▶ **EXCERPTED RECORDS**
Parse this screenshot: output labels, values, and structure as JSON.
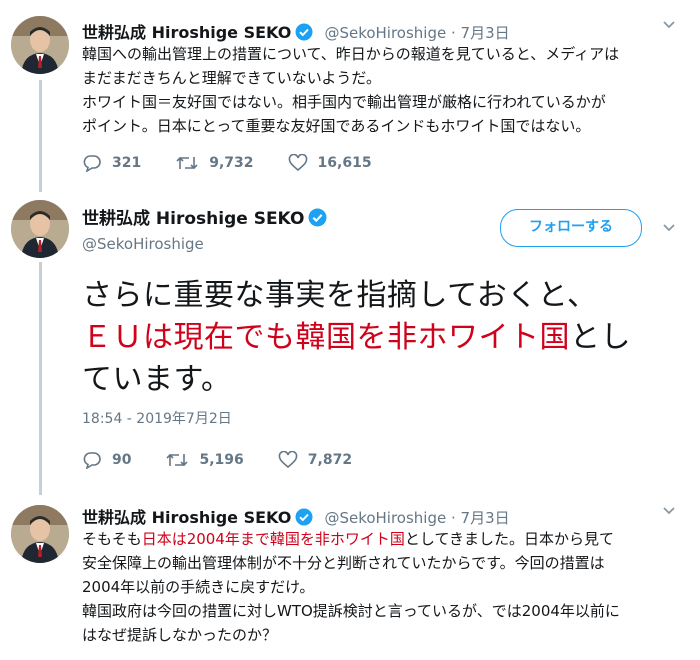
{
  "tweet1": {
    "name": "世耕弘成 Hiroshige SEKO",
    "handle": "@SekoHiroshige",
    "sep_date": " · 7月3日",
    "lines": [
      "韓国への輸出管理上の措置について、昨日からの報道を見ていると、メディアは",
      "まだまだきちんと理解できていないようだ。",
      "ホワイト国＝友好国ではない。相手国内で輸出管理が厳格に行われているかが",
      "ポイント。日本にとって重要な友好国であるインドもホワイト国ではない。"
    ],
    "replies": "321",
    "retweets": "9,732",
    "likes": "16,615"
  },
  "tweet2": {
    "name": "世耕弘成 Hiroshige SEKO",
    "handle": "@SekoHiroshige",
    "follow_label": "フォローする",
    "line1": "さらに重要な事実を指摘しておくと、",
    "line2_red": "ＥＵは現在でも韓国を非ホワイト国",
    "line2_black": "とし",
    "line3": "ています。",
    "timestamp": "18:54 - 2019年7月2日",
    "replies": "90",
    "retweets": "5,196",
    "likes": "7,872"
  },
  "tweet3": {
    "name": "世耕弘成 Hiroshige SEKO",
    "handle": "@SekoHiroshige",
    "sep_date": " · 7月3日",
    "l1_pre": "そもそも",
    "l1_red1": "日本は2004年まで",
    "l1_red2": "韓国を非ホワイト国",
    "l1_post": "としてきました。日本から見て",
    "lines": [
      "安全保障上の輸出管理体制が不十分と判断されていたからです。今回の措置は",
      "2004年以前の手続きに戻すだけ。",
      "韓国政府は今回の措置に対しWTO提訴検討と言っているが、では2004年以前に",
      "はなぜ提訴しなかったのか？"
    ]
  },
  "colors": {
    "accent": "#1da1f2",
    "highlight_red": "#d0021b",
    "secondary": "#657786"
  },
  "icons": [
    "verified-icon",
    "chevron-down-icon",
    "reply-icon",
    "retweet-icon",
    "like-icon"
  ]
}
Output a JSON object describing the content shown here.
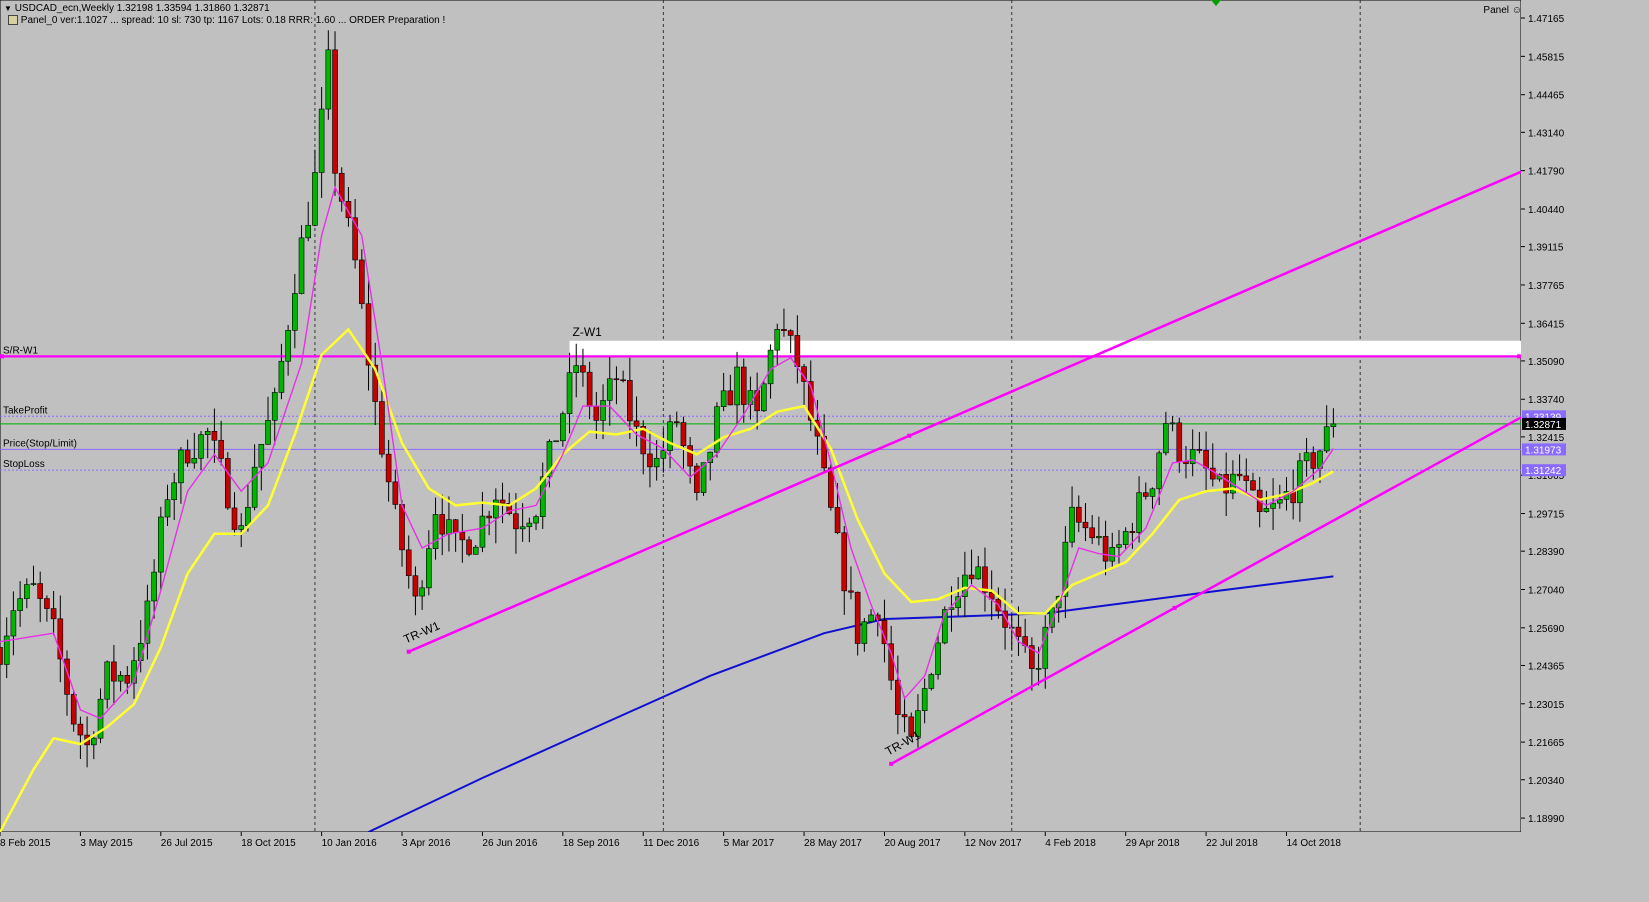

▶ **REQUIREMENTS**
Print out every entry above without changing a word, and leave out the pictures.

▶ **OUTPUT FOR THIS TASK**
Parse this screenshot: output labels, values, and structure as JSON.
{
  "tweet1": {
    "name": "世耕弘成 Hiroshige SEKO",
    "handle": "@SekoHiroshige",
    "sep_date": " · 7月3日",
    "lines": [
      "韓国への輸出管理上の措置について、昨日からの報道を見ていると、メディアは",
      "まだまだきちんと理解できていないようだ。",
      "ホワイト国＝友好国ではない。相手国内で輸出管理が厳格に行われているかが",
      "ポイント。日本にとって重要な友好国であるインドもホワイト国ではない。"
    ],
    "replies": "321",
    "retweets": "9,732",
    "likes": "16,615"
  },
  "tweet2": {
    "name": "世耕弘成 Hiroshige SEKO",
    "handle": "@SekoHiroshige",
    "follow_label": "フォローする",
    "line1": "さらに重要な事実を指摘しておくと、",
    "line2_red": "ＥＵは現在でも韓国を非ホワイト国",
    "line2_black": "とし",
    "line3": "ています。",
    "timestamp": "18:54 - 2019年7月2日",
    "replies": "90",
    "retweets": "5,196",
    "likes": "7,872"
  },
  "tweet3": {
    "name": "世耕弘成 Hiroshige SEKO",
    "handle": "@SekoHiroshige",
    "sep_date": " · 7月3日",
    "l1_pre": "そもそも",
    "l1_red1": "日本は2004年まで",
    "l1_red2": "韓国を非ホワイト国",
    "l1_post": "としてきました。日本から見て",
    "lines": [
      "安全保障上の輸出管理体制が不十分と判断されていたからです。今回の措置は",
      "2004年以前の手続きに戻すだけ。",
      "韓国政府は今回の措置に対しWTO提訴検討と言っているが、では2004年以前に",
      "はなぜ提訴しなかったのか？"
    ]
  },
  "colors": {
    "accent": "#1da1f2",
    "highlight_red": "#d0021b",
    "secondary": "#657786"
  },
  "icons": [
    "verified-icon",
    "chevron-down-icon",
    "reply-icon",
    "retweet-icon",
    "like-icon"
  ]
}
Output a JSON object describing the content shown here.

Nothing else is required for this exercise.